**WHAT IS EXPECTED**
Could you write out every record below exactly, leaving out any pictures?

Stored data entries
** BEGIN **
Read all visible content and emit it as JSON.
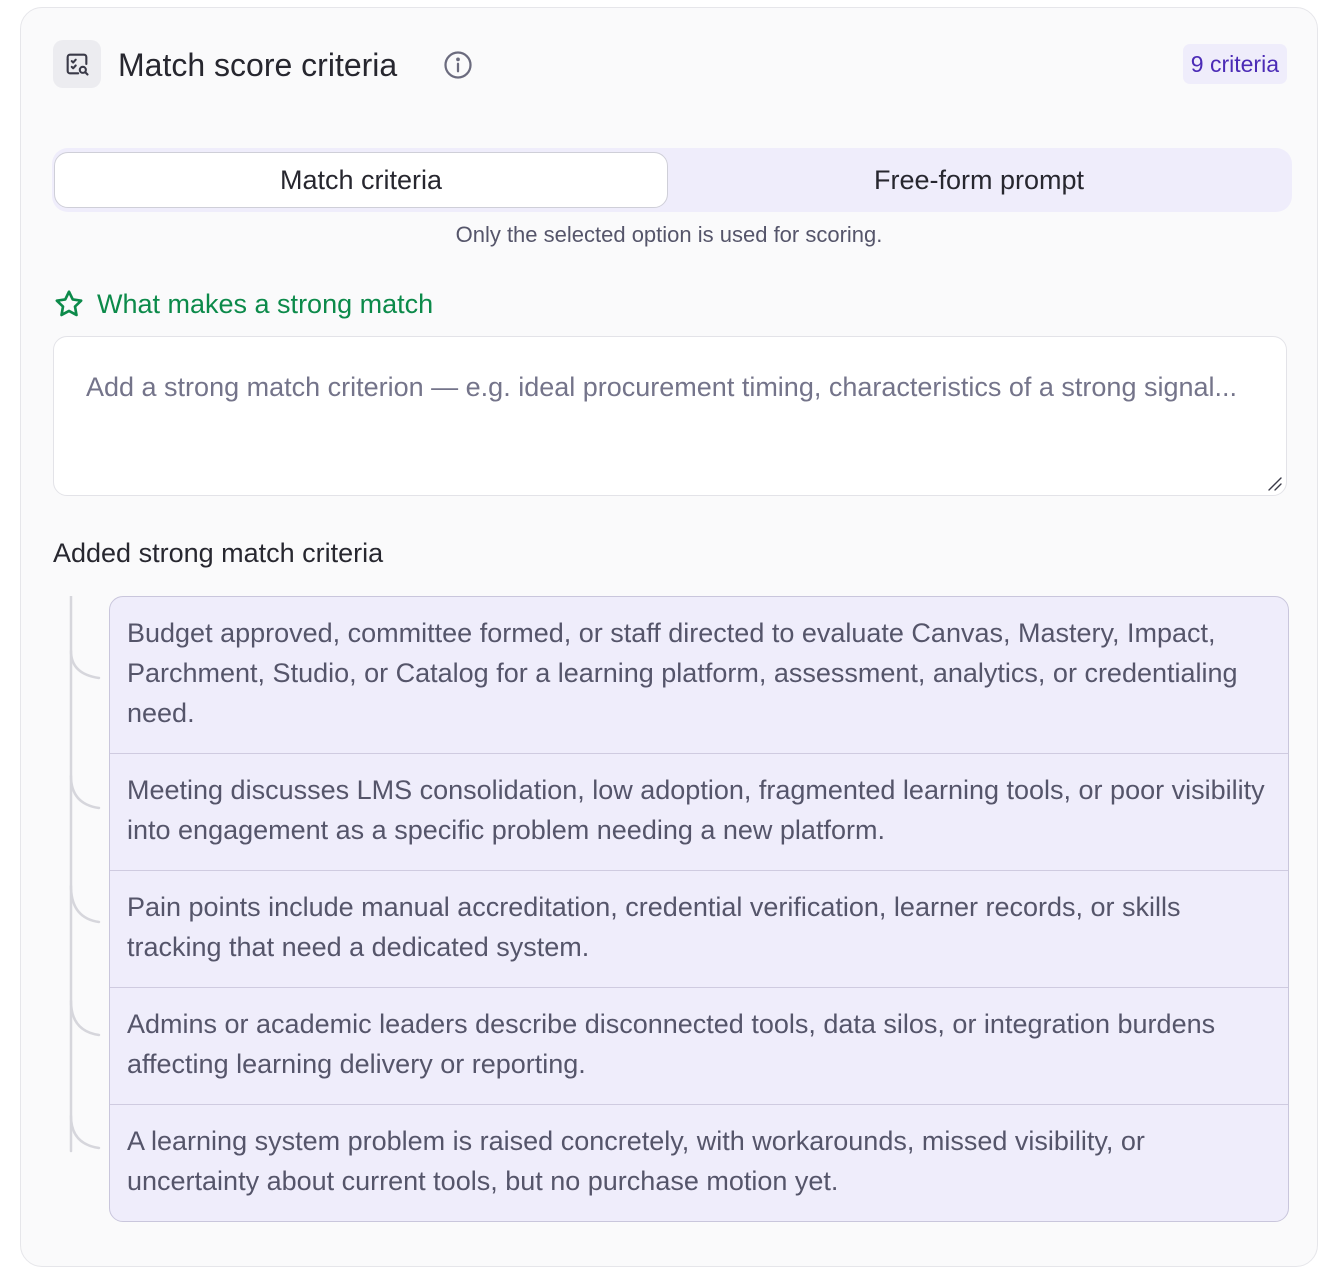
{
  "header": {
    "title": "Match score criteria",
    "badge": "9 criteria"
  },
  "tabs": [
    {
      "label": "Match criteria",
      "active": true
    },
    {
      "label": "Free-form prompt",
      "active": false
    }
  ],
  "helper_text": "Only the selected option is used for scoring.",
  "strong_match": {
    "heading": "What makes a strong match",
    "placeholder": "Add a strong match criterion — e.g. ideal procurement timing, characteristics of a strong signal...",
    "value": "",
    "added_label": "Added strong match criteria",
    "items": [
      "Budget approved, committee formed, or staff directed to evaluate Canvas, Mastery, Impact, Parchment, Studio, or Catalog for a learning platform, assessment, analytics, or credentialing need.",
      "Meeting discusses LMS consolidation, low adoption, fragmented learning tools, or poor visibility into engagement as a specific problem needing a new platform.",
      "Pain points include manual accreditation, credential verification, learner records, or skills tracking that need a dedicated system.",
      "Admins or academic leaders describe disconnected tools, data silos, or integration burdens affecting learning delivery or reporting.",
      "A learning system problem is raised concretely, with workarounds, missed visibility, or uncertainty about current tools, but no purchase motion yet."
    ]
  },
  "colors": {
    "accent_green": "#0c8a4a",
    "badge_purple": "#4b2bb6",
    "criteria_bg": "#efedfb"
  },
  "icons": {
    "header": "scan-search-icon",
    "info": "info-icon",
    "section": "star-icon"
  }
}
** END **
**COMPLETED EXERCISE**
Read all visible content and emit it as JSON.
{
  "header": {
    "title": "Match score criteria",
    "badge": "9 criteria"
  },
  "tabs": [
    {
      "label": "Match criteria",
      "active": true
    },
    {
      "label": "Free-form prompt",
      "active": false
    }
  ],
  "helper_text": "Only the selected option is used for scoring.",
  "strong_match": {
    "heading": "What makes a strong match",
    "placeholder": "Add a strong match criterion — e.g. ideal procurement timing, characteristics of a strong signal...",
    "value": "",
    "added_label": "Added strong match criteria",
    "items": [
      "Budget approved, committee formed, or staff directed to evaluate Canvas, Mastery, Impact, Parchment, Studio, or Catalog for a learning platform, assessment, analytics, or credentialing need.",
      "Meeting discusses LMS consolidation, low adoption, fragmented learning tools, or poor visibility into engagement as a specific problem needing a new platform.",
      "Pain points include manual accreditation, credential verification, learner records, or skills tracking that need a dedicated system.",
      "Admins or academic leaders describe disconnected tools, data silos, or integration burdens affecting learning delivery or reporting.",
      "A learning system problem is raised concretely, with workarounds, missed visibility, or uncertainty about current tools, but no purchase motion yet."
    ]
  },
  "colors": {
    "accent_green": "#0c8a4a",
    "badge_purple": "#4b2bb6",
    "criteria_bg": "#efedfb"
  },
  "icons": {
    "header": "scan-search-icon",
    "info": "info-icon",
    "section": "star-icon"
  }
}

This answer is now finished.